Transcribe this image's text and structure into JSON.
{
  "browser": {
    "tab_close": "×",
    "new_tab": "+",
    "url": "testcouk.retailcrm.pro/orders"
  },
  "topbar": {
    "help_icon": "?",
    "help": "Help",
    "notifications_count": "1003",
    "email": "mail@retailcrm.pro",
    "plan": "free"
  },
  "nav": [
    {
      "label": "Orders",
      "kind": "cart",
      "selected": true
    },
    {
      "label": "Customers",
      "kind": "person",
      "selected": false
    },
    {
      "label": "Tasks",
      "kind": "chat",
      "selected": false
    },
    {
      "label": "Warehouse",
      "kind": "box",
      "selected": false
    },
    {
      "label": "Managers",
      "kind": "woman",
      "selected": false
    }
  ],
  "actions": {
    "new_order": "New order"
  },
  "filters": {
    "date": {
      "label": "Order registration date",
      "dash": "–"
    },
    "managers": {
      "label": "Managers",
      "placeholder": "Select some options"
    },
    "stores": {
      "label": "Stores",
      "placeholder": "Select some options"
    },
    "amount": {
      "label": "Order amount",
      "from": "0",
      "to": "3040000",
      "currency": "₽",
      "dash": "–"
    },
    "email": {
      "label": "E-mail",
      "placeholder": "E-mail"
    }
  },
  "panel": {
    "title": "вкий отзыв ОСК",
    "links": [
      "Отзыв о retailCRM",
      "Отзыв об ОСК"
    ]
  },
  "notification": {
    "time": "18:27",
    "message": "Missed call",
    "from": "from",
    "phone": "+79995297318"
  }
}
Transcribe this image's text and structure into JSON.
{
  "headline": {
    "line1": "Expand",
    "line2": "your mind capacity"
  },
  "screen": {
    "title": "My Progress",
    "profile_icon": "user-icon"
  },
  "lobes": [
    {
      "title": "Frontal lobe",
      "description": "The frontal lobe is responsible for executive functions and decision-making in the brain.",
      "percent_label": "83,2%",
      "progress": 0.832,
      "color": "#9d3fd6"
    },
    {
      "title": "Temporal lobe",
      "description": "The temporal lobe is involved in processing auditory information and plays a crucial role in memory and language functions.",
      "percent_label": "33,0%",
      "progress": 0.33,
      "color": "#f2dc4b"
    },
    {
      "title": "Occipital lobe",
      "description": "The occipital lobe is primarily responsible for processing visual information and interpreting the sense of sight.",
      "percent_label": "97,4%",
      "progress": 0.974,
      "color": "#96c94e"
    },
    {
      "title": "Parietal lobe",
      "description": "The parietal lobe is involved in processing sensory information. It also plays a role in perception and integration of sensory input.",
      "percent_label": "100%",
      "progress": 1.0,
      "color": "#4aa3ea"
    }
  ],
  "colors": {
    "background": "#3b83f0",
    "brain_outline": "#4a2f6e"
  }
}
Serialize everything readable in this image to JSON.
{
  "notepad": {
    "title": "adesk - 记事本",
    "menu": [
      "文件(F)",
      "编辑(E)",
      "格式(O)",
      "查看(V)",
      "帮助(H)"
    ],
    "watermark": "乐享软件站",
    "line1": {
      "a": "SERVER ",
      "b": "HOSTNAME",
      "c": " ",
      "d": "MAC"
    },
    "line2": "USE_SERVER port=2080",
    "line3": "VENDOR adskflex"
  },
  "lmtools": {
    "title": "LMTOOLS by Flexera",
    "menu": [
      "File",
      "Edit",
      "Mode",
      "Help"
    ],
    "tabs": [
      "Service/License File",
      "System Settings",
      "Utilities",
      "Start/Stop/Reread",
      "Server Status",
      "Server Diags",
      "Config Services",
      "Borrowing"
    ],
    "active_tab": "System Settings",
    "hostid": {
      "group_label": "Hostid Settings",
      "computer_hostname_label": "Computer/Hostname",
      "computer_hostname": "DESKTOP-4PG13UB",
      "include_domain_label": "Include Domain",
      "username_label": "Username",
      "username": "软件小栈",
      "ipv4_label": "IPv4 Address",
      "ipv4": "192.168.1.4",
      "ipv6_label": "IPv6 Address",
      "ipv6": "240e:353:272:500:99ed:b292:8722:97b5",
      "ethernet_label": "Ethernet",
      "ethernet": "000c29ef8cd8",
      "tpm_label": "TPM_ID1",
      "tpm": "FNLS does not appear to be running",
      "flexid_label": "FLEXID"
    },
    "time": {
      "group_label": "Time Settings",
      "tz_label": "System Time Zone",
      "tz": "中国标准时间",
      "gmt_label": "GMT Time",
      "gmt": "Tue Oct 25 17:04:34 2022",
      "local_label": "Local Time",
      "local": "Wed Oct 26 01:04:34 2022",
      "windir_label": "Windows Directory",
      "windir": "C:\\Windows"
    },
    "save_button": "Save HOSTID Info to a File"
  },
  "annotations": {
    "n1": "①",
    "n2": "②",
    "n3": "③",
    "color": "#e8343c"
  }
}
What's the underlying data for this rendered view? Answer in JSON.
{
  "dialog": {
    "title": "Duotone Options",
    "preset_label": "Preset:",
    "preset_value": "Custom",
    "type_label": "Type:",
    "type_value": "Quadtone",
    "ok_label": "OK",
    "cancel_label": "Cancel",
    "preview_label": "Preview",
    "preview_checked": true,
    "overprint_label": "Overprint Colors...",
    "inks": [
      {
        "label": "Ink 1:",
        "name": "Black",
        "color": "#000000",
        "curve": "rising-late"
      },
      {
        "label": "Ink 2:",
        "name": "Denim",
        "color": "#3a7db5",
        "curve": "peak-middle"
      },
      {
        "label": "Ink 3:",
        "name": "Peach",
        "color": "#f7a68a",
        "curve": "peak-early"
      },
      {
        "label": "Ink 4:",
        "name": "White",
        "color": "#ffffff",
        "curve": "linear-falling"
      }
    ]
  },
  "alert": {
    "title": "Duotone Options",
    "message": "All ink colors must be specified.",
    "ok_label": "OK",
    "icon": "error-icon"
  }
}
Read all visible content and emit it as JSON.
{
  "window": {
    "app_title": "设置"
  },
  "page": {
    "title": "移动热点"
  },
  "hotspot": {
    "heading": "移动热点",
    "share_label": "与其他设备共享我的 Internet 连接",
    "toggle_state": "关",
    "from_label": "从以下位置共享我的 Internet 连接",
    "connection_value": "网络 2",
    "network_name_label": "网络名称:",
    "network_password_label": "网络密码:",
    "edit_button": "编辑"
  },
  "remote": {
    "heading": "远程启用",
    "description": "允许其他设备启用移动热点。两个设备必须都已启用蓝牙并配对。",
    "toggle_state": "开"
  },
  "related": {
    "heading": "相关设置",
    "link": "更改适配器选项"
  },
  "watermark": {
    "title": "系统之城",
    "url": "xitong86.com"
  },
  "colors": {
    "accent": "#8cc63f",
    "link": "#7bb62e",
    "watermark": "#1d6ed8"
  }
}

- WRITTEN PROBLEM
Review the material and copy each line in which the word "this" appears.

- EXERCISE RESULT
Transcribe this image's text and structure into JSON.
Transcribe this image's text and structure into JSON.
Serialize everything readable in this image to JSON.
What's the underlying data for this rendered view? Answer in JSON.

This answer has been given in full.